**Extracted records:**
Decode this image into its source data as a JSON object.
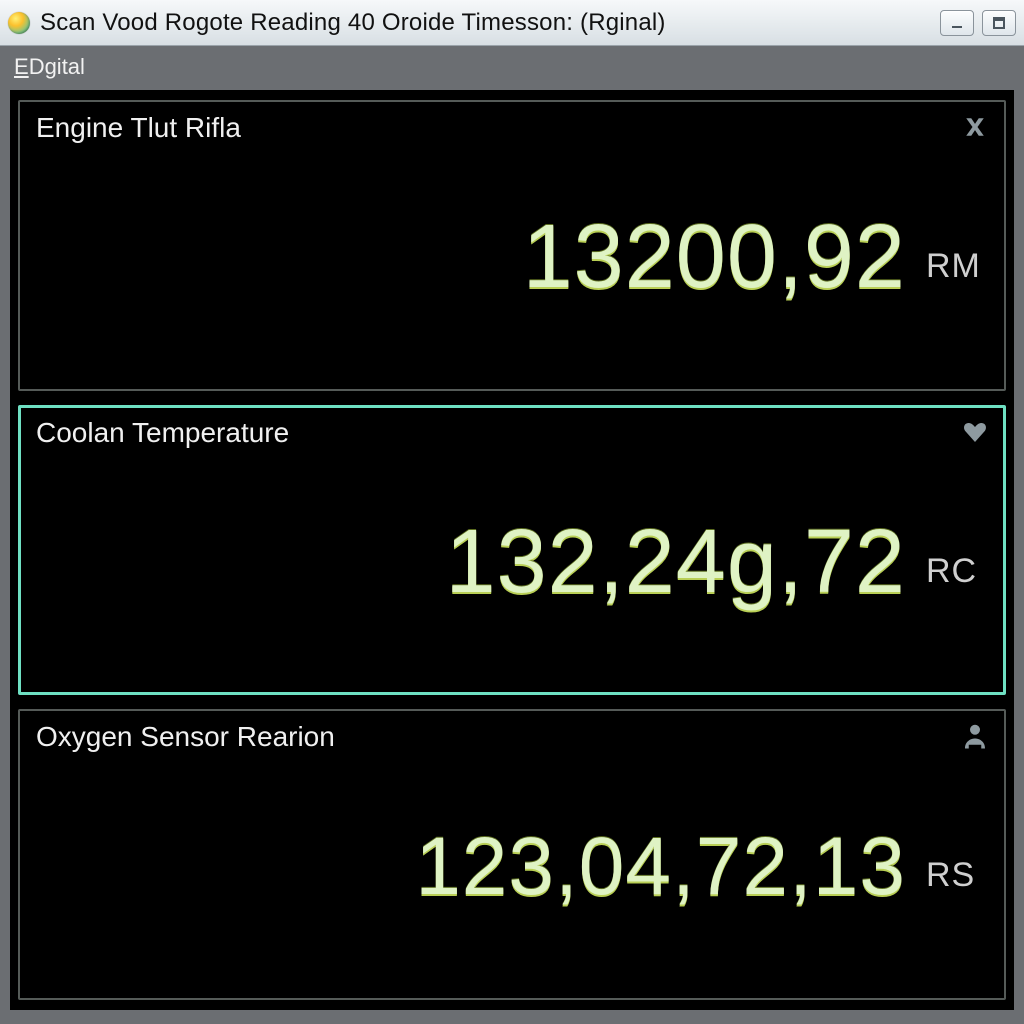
{
  "window": {
    "title": "Scan Vood Rogote Reading 40 Oroide Timesson: (Rginal)"
  },
  "menu": {
    "digital_label": "Dgital",
    "digital_hotkey": "E"
  },
  "gauges": [
    {
      "label": "Engine Tlut Rifla",
      "value": "13200,92",
      "unit": "RM",
      "icon": "close-x",
      "selected": false
    },
    {
      "label": "Coolan Temperature",
      "value": "132,24g,72",
      "unit": "RC",
      "icon": "heart-down",
      "selected": true
    },
    {
      "label": "Oxygen Sensor Rearion",
      "value": "123,04,72,13",
      "unit": "RS",
      "icon": "user",
      "selected": false
    }
  ]
}
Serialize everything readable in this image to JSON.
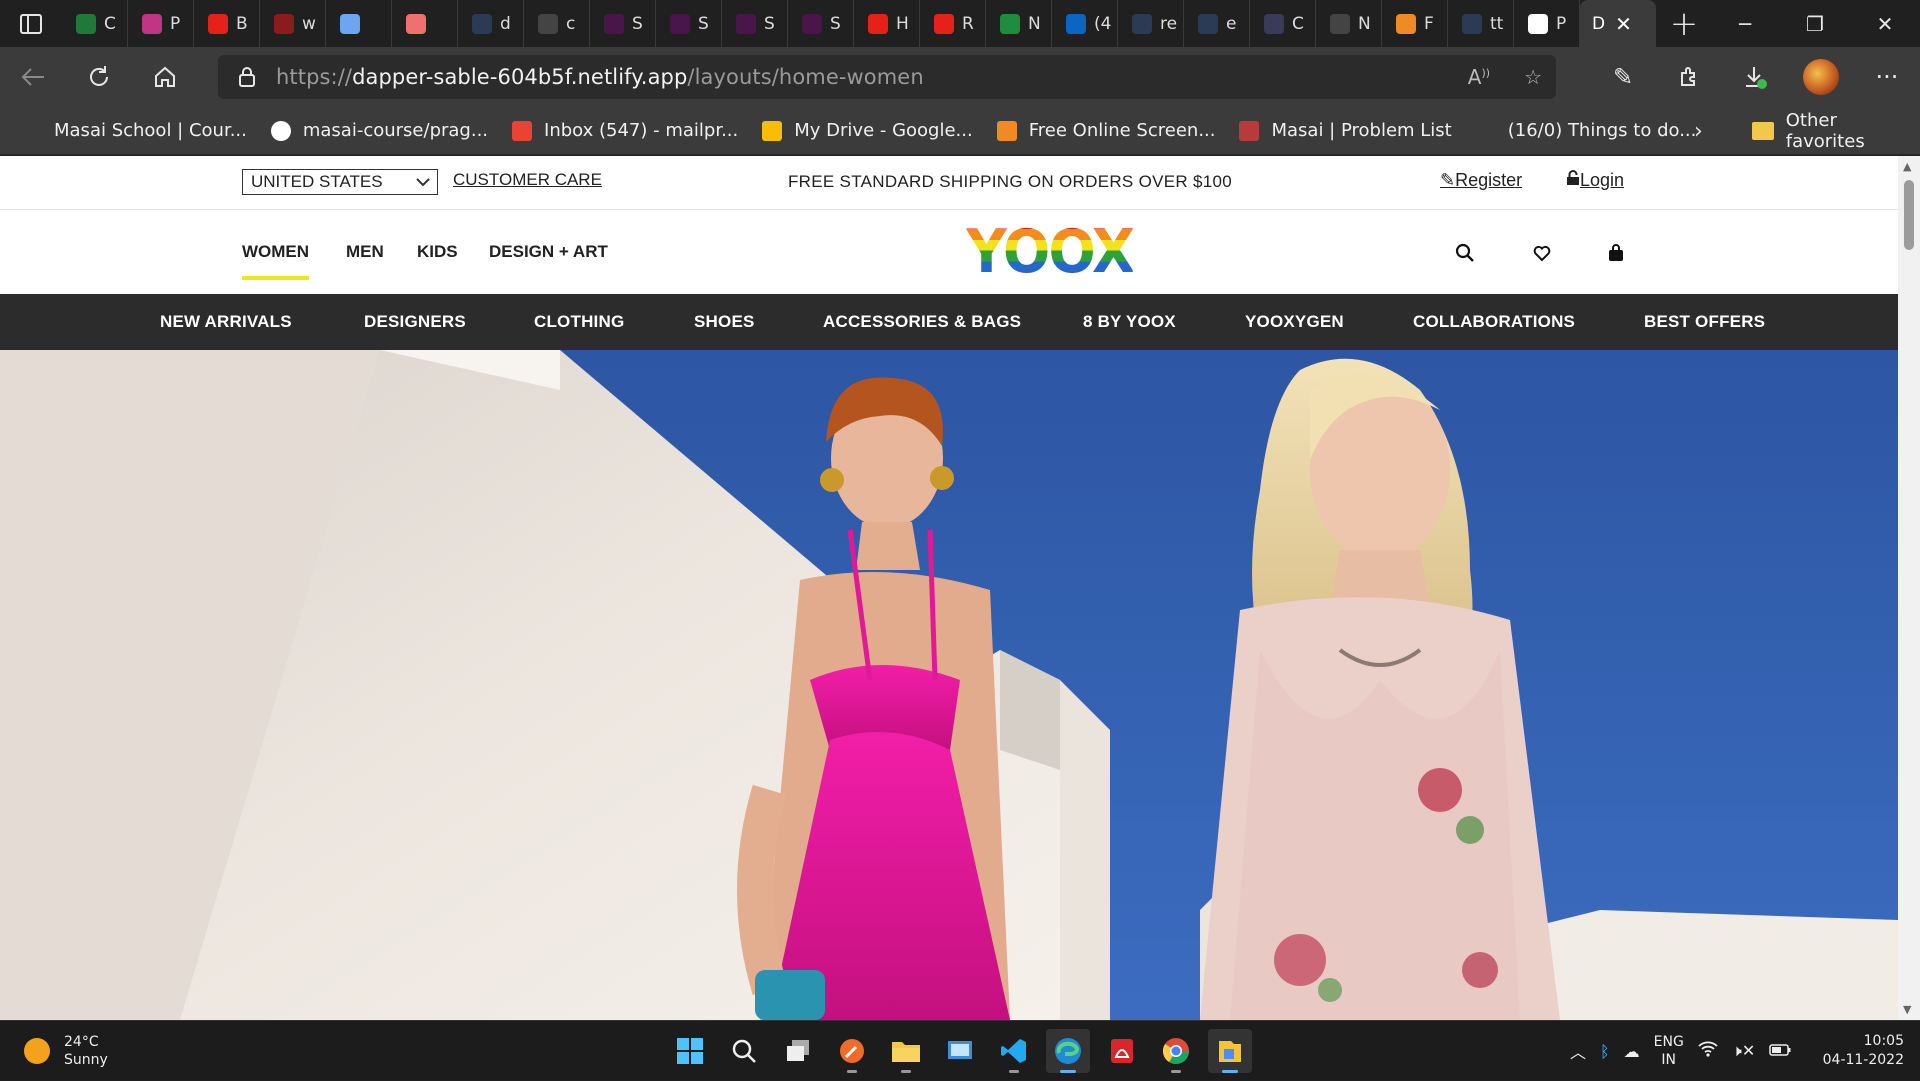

**SHORT EXERCISE:**
Your copy should hold every record word for word and none of the pictures.

**SOLVED PROBLEM:**
Decode this image into its source data as a JSON object.
{
  "window": {
    "title": "Scan Vood Rogote Reading 40 Oroide Timesson: (Rginal)"
  },
  "menu": {
    "digital_label": "Dgital",
    "digital_hotkey": "E"
  },
  "gauges": [
    {
      "label": "Engine Tlut Rifla",
      "value": "13200,92",
      "unit": "RM",
      "icon": "close-x",
      "selected": false
    },
    {
      "label": "Coolan Temperature",
      "value": "132,24g,72",
      "unit": "RC",
      "icon": "heart-down",
      "selected": true
    },
    {
      "label": "Oxygen Sensor Rearion",
      "value": "123,04,72,13",
      "unit": "RS",
      "icon": "user",
      "selected": false
    }
  ]
}
Serialize everything readable in this image to JSON.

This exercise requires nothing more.